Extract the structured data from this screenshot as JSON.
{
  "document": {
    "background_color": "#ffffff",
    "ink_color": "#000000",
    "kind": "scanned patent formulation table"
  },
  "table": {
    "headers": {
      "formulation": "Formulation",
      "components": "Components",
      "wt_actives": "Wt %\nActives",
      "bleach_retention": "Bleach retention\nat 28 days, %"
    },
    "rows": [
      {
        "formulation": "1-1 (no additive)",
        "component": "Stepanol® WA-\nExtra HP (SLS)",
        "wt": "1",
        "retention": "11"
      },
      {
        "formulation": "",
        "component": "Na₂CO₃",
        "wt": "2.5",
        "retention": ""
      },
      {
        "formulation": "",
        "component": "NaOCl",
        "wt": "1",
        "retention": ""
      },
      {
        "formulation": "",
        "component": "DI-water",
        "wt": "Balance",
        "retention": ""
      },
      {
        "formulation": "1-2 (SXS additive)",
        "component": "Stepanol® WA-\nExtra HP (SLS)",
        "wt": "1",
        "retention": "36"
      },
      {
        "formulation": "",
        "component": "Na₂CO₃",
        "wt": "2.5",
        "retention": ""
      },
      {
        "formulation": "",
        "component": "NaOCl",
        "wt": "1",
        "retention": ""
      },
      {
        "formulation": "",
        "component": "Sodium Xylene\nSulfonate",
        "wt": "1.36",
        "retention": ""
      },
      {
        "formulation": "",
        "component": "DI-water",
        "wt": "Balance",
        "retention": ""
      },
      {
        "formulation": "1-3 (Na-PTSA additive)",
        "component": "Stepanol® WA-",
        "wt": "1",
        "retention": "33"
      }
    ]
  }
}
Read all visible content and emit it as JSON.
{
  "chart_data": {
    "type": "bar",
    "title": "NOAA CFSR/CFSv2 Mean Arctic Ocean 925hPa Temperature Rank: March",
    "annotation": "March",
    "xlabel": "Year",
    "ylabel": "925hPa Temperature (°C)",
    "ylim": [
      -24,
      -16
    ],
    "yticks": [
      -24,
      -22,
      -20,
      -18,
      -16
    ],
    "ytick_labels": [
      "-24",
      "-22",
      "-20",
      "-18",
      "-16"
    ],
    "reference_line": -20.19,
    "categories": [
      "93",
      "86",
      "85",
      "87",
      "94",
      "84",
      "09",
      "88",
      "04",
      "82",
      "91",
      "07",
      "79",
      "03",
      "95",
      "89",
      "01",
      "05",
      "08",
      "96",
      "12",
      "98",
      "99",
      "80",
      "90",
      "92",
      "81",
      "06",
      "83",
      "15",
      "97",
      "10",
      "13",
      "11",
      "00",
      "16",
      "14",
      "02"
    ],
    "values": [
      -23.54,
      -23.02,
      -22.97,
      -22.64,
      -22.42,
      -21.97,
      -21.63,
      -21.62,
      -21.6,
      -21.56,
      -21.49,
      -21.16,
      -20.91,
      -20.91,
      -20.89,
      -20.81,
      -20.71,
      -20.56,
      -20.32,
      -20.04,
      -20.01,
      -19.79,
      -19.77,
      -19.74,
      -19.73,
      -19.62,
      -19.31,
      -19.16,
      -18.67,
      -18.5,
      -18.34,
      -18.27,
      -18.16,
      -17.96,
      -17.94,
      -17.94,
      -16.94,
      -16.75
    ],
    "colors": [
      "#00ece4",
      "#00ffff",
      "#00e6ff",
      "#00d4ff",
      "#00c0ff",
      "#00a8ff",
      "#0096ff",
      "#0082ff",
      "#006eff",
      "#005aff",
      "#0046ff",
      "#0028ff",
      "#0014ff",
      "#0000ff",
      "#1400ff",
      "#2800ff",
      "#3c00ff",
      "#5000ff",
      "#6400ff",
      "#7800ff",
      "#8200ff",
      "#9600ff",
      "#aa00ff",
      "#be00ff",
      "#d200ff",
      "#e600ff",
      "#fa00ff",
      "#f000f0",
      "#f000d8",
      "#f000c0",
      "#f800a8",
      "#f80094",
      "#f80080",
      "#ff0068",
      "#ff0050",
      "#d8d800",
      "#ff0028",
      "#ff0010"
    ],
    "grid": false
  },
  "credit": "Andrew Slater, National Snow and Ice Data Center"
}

────

= Given exercise =
Copy out the material word for word and line for line.

= Solution =
Extract the structured data from this screenshot as JSON.
{
  "document": {
    "background_color": "#ffffff",
    "ink_color": "#000000",
    "kind": "scanned patent formulation table"
  },
  "table": {
    "headers": {
      "formulation": "Formulation",
      "components": "Components",
      "wt_actives": "Wt %\nActives",
      "bleach_retention": "Bleach retention\nat 28 days, %"
    },
    "rows": [
      {
        "formulation": "1-1 (no additive)",
        "component": "Stepanol® WA-\nExtra HP (SLS)",
        "wt": "1",
        "retention": "11"
      },
      {
        "formulation": "",
        "component": "Na₂CO₃",
        "wt": "2.5",
        "retention": ""
      },
      {
        "formulation": "",
        "component": "NaOCl",
        "wt": "1",
        "retention": ""
      },
      {
        "formulation": "",
        "component": "DI-water",
        "wt": "Balance",
        "retention": ""
      },
      {
        "formulation": "1-2 (SXS additive)",
        "component": "Stepanol® WA-\nExtra HP (SLS)",
        "wt": "1",
        "retention": "36"
      },
      {
        "formulation": "",
        "component": "Na₂CO₃",
        "wt": "2.5",
        "retention": ""
      },
      {
        "formulation": "",
        "component": "NaOCl",
        "wt": "1",
        "retention": ""
      },
      {
        "formulation": "",
        "component": "Sodium Xylene\nSulfonate",
        "wt": "1.36",
        "retention": ""
      },
      {
        "formulation": "",
        "component": "DI-water",
        "wt": "Balance",
        "retention": ""
      },
      {
        "formulation": "1-3 (Na-PTSA additive)",
        "component": "Stepanol® WA-",
        "wt": "1",
        "retention": "33"
      }
    ]
  }
}
Read all visible content and emit it as JSON.
{
  "chart_data": {
    "type": "bar",
    "title": "NOAA CFSR/CFSv2 Mean Arctic Ocean 925hPa Temperature Rank: March",
    "annotation": "March",
    "xlabel": "Year",
    "ylabel": "925hPa Temperature (°C)",
    "ylim": [
      -24,
      -16
    ],
    "yticks": [
      -24,
      -22,
      -20,
      -18,
      -16
    ],
    "ytick_labels": [
      "-24",
      "-22",
      "-20",
      "-18",
      "-16"
    ],
    "reference_line": -20.19,
    "categories": [
      "93",
      "86",
      "85",
      "87",
      "94",
      "84",
      "09",
      "88",
      "04",
      "82",
      "91",
      "07",
      "79",
      "03",
      "95",
      "89",
      "01",
      "05",
      "08",
      "96",
      "12",
      "98",
      "99",
      "80",
      "90",
      "92",
      "81",
      "06",
      "83",
      "15",
      "97",
      "10",
      "13",
      "11",
      "00",
      "16",
      "14",
      "02"
    ],
    "values": [
      -23.54,
      -23.02,
      -22.97,
      -22.64,
      -22.42,
      -21.97,
      -21.63,
      -21.62,
      -21.6,
      -21.56,
      -21.49,
      -21.16,
      -20.91,
      -20.91,
      -20.89,
      -20.81,
      -20.71,
      -20.56,
      -20.32,
      -20.04,
      -20.01,
      -19.79,
      -19.77,
      -19.74,
      -19.73,
      -19.62,
      -19.31,
      -19.16,
      -18.67,
      -18.5,
      -18.34,
      -18.27,
      -18.16,
      -17.96,
      -17.94,
      -17.94,
      -16.94,
      -16.75
    ],
    "colors": [
      "#00ece4",
      "#00ffff",
      "#00e6ff",
      "#00d4ff",
      "#00c0ff",
      "#00a8ff",
      "#0096ff",
      "#0082ff",
      "#006eff",
      "#005aff",
      "#0046ff",
      "#0028ff",
      "#0014ff",
      "#0000ff",
      "#1400ff",
      "#2800ff",
      "#3c00ff",
      "#5000ff",
      "#6400ff",
      "#7800ff",
      "#8200ff",
      "#9600ff",
      "#aa00ff",
      "#be00ff",
      "#d200ff",
      "#e600ff",
      "#fa00ff",
      "#f000f0",
      "#f000d8",
      "#f000c0",
      "#f800a8",
      "#f80094",
      "#f80080",
      "#ff0068",
      "#ff0050",
      "#d8d800",
      "#ff0028",
      "#ff0010"
    ],
    "grid": false
  },
  "credit": "Andrew Slater, National Snow and Ice Data Center"
}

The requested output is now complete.